[Figure dataset records]

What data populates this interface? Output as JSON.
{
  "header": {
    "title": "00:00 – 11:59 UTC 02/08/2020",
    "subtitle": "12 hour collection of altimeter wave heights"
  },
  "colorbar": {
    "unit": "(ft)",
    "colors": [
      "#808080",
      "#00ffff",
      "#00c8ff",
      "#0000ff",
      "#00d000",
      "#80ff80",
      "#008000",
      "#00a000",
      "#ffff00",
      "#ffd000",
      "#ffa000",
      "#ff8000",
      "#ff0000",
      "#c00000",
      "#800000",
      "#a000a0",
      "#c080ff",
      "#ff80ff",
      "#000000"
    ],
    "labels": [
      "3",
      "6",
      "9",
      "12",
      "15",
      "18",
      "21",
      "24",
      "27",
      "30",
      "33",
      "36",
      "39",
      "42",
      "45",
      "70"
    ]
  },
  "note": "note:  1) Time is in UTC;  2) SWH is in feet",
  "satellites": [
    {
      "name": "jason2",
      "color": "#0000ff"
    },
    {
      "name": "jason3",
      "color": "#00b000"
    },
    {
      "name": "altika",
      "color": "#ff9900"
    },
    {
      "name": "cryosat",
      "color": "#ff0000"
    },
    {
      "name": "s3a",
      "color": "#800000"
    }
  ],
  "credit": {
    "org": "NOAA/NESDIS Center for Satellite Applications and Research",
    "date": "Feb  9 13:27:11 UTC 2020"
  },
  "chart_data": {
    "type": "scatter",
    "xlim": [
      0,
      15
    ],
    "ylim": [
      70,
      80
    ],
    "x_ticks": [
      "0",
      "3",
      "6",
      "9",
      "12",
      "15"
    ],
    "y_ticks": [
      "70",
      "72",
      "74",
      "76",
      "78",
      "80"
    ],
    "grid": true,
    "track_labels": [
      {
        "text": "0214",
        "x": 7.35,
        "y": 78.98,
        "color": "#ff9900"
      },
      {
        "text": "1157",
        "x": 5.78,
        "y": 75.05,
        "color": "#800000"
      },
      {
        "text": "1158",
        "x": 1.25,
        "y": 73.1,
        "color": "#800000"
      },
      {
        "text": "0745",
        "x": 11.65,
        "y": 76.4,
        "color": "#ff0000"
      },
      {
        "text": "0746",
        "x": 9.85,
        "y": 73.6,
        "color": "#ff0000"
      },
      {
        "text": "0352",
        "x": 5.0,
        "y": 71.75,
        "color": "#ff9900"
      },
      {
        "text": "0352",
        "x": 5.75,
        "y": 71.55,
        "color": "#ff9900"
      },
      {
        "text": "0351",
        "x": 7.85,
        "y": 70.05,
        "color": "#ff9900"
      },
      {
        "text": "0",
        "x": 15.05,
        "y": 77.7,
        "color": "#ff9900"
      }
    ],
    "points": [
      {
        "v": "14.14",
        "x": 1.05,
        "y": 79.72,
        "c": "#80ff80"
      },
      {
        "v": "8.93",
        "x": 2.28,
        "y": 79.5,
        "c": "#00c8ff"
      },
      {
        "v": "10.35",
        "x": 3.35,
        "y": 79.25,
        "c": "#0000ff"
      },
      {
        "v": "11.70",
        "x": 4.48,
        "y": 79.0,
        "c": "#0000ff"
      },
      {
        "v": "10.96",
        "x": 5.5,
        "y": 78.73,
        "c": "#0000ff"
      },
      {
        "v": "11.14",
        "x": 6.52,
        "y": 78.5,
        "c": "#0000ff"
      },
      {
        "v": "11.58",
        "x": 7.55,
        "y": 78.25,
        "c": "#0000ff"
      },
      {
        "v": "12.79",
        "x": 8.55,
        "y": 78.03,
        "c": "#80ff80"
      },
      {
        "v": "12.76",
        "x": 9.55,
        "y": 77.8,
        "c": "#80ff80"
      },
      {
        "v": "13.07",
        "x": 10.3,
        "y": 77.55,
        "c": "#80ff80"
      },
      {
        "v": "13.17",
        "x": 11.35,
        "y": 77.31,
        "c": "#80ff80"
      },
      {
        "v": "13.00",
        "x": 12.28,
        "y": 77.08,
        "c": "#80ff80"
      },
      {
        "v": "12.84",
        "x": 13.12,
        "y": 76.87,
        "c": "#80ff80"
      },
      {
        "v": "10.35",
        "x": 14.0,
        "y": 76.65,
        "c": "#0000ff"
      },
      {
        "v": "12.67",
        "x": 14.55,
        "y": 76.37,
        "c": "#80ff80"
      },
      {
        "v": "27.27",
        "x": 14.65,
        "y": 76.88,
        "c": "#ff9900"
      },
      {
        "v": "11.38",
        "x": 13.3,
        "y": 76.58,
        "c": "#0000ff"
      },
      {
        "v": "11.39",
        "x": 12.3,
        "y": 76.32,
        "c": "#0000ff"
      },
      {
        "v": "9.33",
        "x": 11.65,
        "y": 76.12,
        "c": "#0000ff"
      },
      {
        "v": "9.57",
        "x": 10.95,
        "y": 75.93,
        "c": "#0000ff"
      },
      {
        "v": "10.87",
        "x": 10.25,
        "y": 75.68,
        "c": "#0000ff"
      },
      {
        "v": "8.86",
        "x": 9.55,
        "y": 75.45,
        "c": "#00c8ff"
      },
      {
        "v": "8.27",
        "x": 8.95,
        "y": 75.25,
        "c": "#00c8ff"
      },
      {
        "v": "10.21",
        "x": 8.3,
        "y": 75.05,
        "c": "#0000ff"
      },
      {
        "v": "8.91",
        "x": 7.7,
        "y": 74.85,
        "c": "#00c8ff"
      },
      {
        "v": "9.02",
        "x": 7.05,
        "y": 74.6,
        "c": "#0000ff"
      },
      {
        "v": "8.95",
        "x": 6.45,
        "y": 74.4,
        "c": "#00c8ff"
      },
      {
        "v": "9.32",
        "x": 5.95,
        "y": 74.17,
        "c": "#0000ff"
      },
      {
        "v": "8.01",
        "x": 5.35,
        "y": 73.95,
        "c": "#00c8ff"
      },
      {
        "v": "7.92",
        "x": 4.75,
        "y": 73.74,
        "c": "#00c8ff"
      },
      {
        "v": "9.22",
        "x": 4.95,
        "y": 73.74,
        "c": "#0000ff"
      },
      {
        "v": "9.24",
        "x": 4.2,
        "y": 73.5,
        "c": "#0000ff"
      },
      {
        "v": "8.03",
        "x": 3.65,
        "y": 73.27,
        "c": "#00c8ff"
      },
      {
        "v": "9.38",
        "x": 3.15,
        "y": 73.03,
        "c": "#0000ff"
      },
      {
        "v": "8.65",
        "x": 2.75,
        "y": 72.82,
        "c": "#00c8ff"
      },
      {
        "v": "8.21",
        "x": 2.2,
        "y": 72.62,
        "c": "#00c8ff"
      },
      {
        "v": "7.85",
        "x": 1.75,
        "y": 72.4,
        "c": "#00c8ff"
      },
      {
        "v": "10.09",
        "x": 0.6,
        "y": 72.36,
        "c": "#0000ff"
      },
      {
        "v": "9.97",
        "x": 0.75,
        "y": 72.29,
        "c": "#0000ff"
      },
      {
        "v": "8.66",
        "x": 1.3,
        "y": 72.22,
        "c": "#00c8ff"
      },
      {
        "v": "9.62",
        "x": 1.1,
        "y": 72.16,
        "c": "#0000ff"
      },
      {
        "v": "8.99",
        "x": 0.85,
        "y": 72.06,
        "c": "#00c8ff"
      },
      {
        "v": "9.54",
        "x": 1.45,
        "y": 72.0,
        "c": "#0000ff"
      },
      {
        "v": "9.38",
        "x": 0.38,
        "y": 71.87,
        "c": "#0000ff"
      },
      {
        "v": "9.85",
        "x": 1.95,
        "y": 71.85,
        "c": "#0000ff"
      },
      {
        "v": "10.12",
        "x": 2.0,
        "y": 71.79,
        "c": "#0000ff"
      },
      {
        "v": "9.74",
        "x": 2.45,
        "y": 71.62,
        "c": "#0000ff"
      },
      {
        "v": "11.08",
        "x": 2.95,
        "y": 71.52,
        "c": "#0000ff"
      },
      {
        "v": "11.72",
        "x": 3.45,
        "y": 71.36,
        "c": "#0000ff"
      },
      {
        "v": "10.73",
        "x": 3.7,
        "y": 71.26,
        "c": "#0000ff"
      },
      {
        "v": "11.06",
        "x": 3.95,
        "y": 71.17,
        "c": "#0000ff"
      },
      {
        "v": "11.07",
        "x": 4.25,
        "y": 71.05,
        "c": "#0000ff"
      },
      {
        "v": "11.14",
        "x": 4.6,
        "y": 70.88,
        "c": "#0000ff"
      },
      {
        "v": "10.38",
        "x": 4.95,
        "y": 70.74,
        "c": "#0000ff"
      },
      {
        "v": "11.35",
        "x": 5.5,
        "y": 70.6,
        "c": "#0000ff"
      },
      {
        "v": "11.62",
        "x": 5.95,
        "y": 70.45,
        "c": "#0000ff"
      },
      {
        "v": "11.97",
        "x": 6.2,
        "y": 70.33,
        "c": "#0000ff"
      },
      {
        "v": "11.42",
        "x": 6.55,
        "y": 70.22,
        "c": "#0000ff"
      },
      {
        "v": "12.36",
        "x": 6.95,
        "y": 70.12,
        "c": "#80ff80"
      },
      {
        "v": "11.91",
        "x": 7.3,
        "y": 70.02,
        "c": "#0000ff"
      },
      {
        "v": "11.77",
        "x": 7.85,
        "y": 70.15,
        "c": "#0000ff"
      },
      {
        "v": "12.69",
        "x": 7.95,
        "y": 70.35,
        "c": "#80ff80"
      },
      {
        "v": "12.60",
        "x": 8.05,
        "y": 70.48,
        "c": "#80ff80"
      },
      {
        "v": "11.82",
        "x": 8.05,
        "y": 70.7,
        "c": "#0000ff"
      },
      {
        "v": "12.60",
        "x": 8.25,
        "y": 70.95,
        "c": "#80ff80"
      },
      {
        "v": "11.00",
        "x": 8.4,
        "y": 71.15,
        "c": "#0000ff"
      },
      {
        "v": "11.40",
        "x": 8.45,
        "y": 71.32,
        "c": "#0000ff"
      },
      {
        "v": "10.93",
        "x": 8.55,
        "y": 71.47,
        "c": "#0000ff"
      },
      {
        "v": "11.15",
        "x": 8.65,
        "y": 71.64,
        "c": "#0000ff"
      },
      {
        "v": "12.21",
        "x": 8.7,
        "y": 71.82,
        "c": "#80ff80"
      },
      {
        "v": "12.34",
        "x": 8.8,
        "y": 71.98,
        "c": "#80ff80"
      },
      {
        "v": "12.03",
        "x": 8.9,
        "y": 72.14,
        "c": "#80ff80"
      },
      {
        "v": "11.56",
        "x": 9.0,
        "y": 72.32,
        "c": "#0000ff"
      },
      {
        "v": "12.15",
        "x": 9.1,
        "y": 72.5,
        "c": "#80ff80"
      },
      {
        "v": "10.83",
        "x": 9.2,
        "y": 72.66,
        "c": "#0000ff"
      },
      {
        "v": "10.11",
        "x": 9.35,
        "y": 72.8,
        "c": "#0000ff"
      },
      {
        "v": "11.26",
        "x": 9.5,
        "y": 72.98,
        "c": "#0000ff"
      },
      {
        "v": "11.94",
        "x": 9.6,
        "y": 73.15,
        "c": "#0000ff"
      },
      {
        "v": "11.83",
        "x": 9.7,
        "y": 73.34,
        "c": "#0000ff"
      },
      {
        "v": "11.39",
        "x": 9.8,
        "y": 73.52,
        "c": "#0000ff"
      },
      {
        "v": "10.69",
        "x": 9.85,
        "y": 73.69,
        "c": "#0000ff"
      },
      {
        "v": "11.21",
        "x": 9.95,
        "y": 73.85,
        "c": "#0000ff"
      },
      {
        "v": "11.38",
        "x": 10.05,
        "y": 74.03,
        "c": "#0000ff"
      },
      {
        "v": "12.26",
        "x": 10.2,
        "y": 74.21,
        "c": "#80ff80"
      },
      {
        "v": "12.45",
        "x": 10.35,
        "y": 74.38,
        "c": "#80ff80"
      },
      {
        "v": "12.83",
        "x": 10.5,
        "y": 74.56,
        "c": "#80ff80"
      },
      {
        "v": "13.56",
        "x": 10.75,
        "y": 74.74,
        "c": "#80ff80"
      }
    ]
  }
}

* Task objective *
Count how many lines contain "name" and give only that count.

* Result of this exercise *
5